# To be done:
Reply with only the number of lines that contain the string "color".

-- start Raw data --

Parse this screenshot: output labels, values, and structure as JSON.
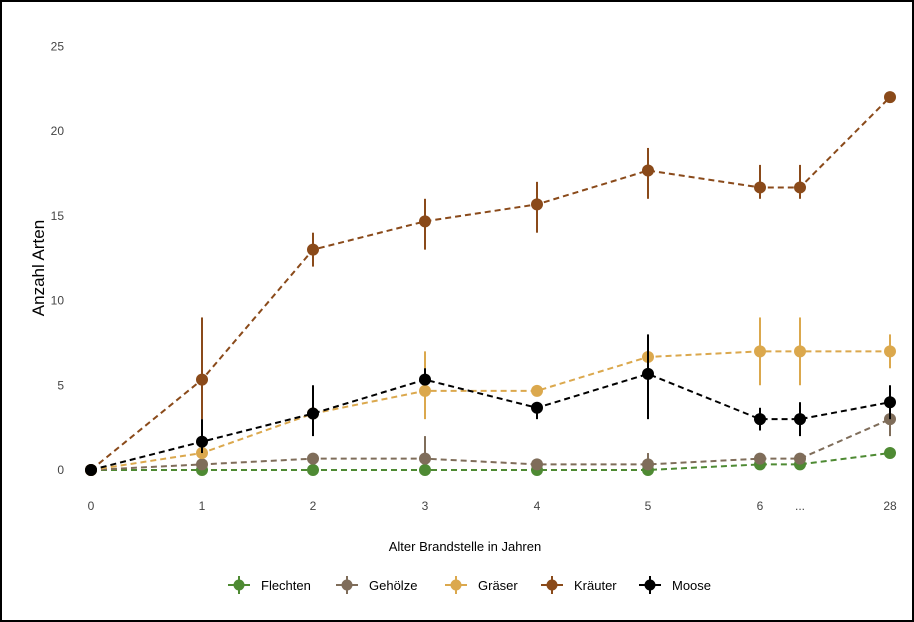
{
  "chart_data": {
    "type": "line",
    "title": "",
    "xlabel": "Alter Brandstelle in Jahren",
    "ylabel": "Anzahl Arten",
    "categories": [
      "0",
      "1",
      "2",
      "3",
      "4",
      "5",
      "6",
      "...",
      "28"
    ],
    "y_ticks": [
      "0",
      "5",
      "10",
      "15",
      "20",
      "25"
    ],
    "ylim": [
      0,
      25
    ],
    "grid": false,
    "legend_position": "bottom",
    "line_style": "dashed",
    "series": [
      {
        "name": "Flechten",
        "color": "#4e8a33",
        "values": [
          0,
          0,
          0,
          0,
          0,
          0,
          0.33,
          0.33,
          1
        ],
        "err_low": [
          0,
          0,
          0,
          0,
          0,
          0,
          0.33,
          0.33,
          1
        ],
        "err_high": [
          0,
          0,
          0,
          0,
          0,
          0,
          0.33,
          0.33,
          1
        ]
      },
      {
        "name": "Gehölze",
        "color": "#7f6d5a",
        "values": [
          0,
          0.33,
          0.67,
          0.67,
          0.33,
          0.33,
          0.67,
          0.67,
          3
        ],
        "err_low": [
          0,
          0.33,
          0.67,
          0.67,
          0.33,
          0.33,
          0.67,
          0.67,
          2
        ],
        "err_high": [
          0,
          0.33,
          0.67,
          2,
          0.33,
          1,
          0.67,
          0.67,
          4
        ]
      },
      {
        "name": "Gräser",
        "color": "#dba84d",
        "values": [
          0,
          1,
          3.33,
          4.67,
          4.67,
          6.67,
          7,
          7,
          7
        ],
        "err_low": [
          0,
          1,
          3.33,
          3,
          4.67,
          6.67,
          5,
          5,
          6
        ],
        "err_high": [
          0,
          1,
          3.33,
          7,
          4.67,
          6.67,
          9,
          9,
          8
        ]
      },
      {
        "name": "Kräuter",
        "color": "#8a4a1a",
        "values": [
          0,
          5.33,
          13,
          14.67,
          15.67,
          17.67,
          16.67,
          16.67,
          22
        ],
        "err_low": [
          0,
          3,
          12,
          13,
          14,
          16,
          16,
          16,
          22
        ],
        "err_high": [
          0,
          9,
          14,
          16,
          17,
          19,
          18,
          18,
          22
        ]
      },
      {
        "name": "Moose",
        "color": "#000000",
        "values": [
          0,
          1.67,
          3.33,
          5.33,
          3.67,
          5.67,
          3,
          3,
          4
        ],
        "err_low": [
          0,
          1,
          2,
          5,
          3,
          3,
          2.33,
          2,
          3
        ],
        "err_high": [
          0,
          3,
          5,
          6,
          4,
          8,
          3.67,
          4,
          5
        ]
      }
    ]
  }
}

-- end Raw data --

# Expected output:
5